Every line below that holds the string "sqrt" should be copied out.

---

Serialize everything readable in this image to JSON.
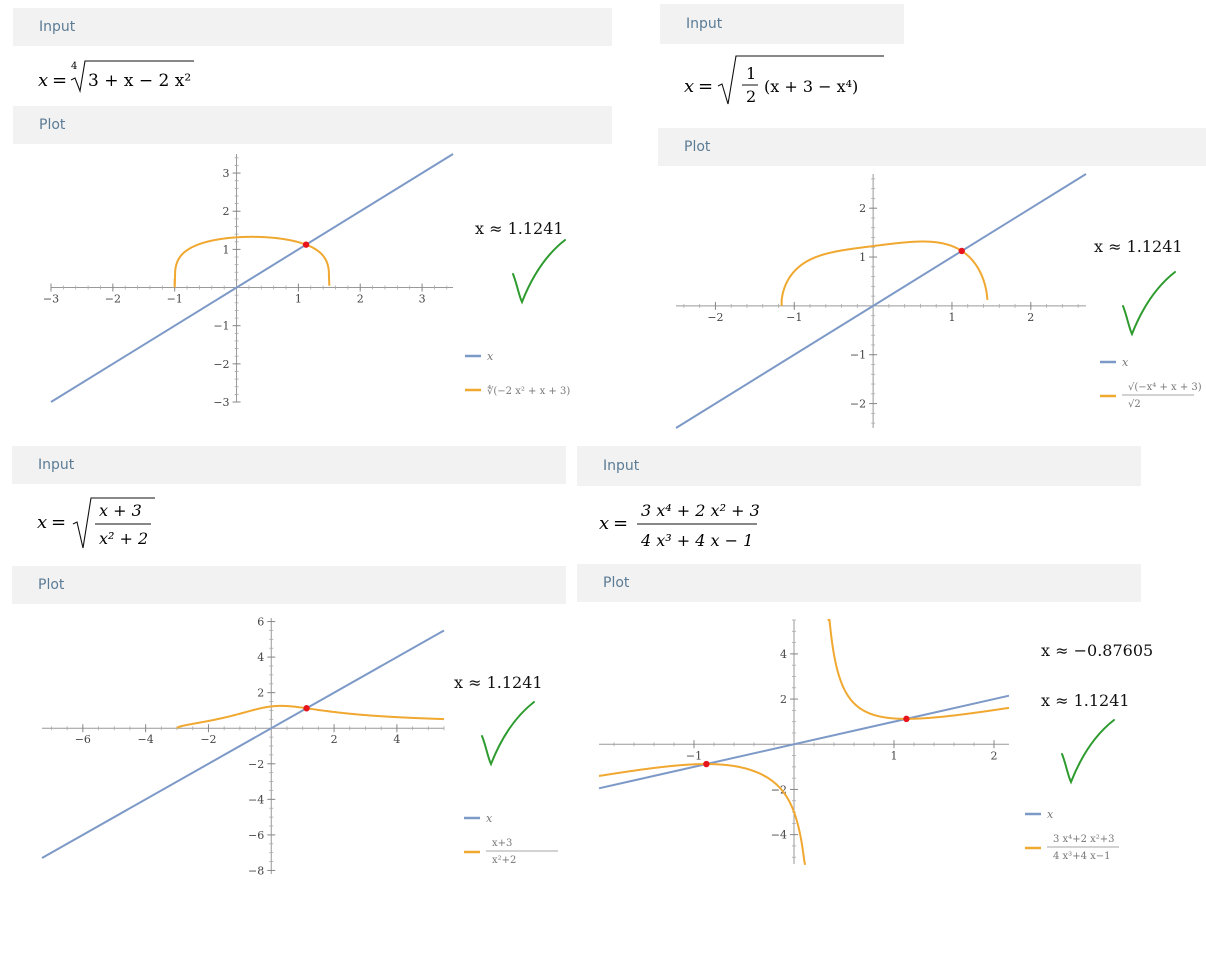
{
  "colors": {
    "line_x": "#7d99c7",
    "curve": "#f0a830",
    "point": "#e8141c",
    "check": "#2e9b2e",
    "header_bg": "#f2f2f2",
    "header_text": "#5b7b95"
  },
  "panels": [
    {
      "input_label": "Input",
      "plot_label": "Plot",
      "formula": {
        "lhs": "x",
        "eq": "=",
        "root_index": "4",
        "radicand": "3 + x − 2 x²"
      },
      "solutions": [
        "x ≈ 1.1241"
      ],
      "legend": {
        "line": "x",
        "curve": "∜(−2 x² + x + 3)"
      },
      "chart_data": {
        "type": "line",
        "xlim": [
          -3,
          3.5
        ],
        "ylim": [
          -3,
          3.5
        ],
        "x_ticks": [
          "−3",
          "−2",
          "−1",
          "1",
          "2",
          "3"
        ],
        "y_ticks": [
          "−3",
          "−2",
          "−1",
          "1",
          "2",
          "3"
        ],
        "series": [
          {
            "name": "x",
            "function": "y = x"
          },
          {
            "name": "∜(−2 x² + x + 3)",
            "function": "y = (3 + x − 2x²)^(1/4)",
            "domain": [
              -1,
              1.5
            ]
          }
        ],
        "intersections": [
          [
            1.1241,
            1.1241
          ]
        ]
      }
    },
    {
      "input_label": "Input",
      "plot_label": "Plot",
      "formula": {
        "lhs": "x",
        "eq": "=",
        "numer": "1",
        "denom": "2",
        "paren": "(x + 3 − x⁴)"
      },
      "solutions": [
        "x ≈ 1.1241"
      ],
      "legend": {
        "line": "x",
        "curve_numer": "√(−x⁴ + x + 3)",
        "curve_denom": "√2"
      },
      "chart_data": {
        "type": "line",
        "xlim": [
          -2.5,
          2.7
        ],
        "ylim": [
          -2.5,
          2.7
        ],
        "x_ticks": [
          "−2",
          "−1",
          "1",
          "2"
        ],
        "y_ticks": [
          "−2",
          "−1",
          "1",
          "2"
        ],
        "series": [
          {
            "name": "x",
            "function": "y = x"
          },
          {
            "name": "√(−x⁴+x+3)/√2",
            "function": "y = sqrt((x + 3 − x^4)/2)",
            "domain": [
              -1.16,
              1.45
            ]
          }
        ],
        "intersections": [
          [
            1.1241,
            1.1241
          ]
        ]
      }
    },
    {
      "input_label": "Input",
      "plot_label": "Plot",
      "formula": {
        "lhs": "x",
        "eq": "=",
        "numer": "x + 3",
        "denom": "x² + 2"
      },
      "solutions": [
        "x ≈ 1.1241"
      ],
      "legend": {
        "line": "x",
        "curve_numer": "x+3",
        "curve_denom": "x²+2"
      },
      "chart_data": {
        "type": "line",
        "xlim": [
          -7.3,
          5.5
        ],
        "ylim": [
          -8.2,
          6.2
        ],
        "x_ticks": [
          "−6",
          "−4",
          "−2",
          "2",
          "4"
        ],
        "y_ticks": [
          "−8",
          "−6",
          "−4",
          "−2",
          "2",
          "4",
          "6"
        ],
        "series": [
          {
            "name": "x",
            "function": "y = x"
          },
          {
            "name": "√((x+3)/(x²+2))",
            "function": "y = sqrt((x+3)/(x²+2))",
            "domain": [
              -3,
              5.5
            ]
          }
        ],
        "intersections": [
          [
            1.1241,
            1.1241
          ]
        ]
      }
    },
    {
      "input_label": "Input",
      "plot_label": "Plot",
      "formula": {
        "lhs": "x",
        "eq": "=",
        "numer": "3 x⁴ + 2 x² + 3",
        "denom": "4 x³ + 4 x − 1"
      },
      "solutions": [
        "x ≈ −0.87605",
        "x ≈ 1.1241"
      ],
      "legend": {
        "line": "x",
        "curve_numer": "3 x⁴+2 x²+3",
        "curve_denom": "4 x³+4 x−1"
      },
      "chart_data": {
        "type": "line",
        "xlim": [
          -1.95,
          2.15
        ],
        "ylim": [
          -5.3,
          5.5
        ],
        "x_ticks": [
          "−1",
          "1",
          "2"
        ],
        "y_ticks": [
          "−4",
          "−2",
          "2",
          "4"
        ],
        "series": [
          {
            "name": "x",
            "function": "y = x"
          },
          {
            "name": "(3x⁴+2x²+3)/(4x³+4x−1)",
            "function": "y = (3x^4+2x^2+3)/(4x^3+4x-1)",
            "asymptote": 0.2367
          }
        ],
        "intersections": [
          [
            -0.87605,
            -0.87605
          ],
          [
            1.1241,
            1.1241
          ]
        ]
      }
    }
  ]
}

---

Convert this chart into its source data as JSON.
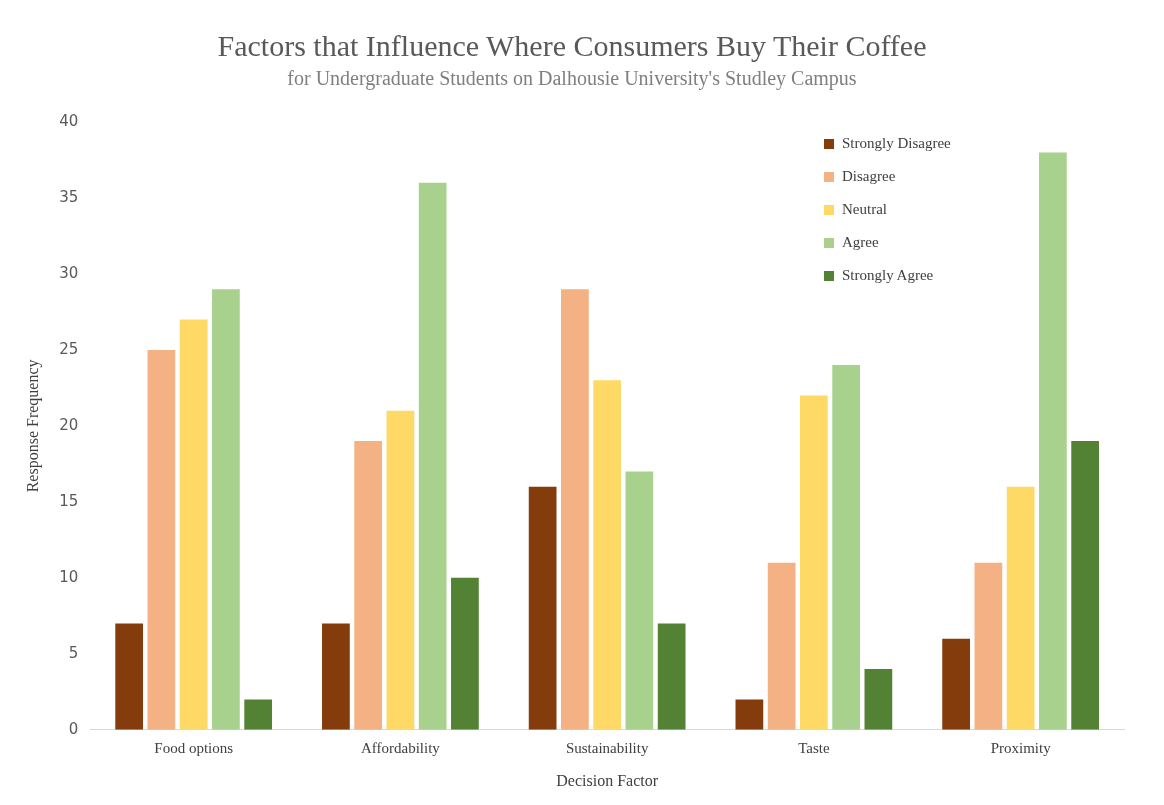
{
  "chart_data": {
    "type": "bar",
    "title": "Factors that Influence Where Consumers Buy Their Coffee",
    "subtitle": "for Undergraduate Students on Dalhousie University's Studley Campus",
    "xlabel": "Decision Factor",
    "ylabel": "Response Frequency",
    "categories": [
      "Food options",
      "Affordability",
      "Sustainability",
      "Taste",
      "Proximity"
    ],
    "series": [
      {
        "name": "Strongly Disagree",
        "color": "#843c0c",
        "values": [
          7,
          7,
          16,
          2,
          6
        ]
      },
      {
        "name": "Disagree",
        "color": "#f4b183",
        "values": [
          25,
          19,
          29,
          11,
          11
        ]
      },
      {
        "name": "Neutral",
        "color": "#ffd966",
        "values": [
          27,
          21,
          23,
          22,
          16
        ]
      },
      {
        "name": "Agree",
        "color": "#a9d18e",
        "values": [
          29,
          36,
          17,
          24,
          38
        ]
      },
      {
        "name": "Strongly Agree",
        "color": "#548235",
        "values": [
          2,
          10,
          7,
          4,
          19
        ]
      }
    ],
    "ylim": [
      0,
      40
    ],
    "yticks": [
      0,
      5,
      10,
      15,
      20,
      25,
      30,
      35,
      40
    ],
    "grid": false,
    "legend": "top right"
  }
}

---

:: Response to this task ::
            "function": "y = sqrt((x + 3 − x^4)/2)",
            "function": "y = sqrt((x+3)/(x²+2))",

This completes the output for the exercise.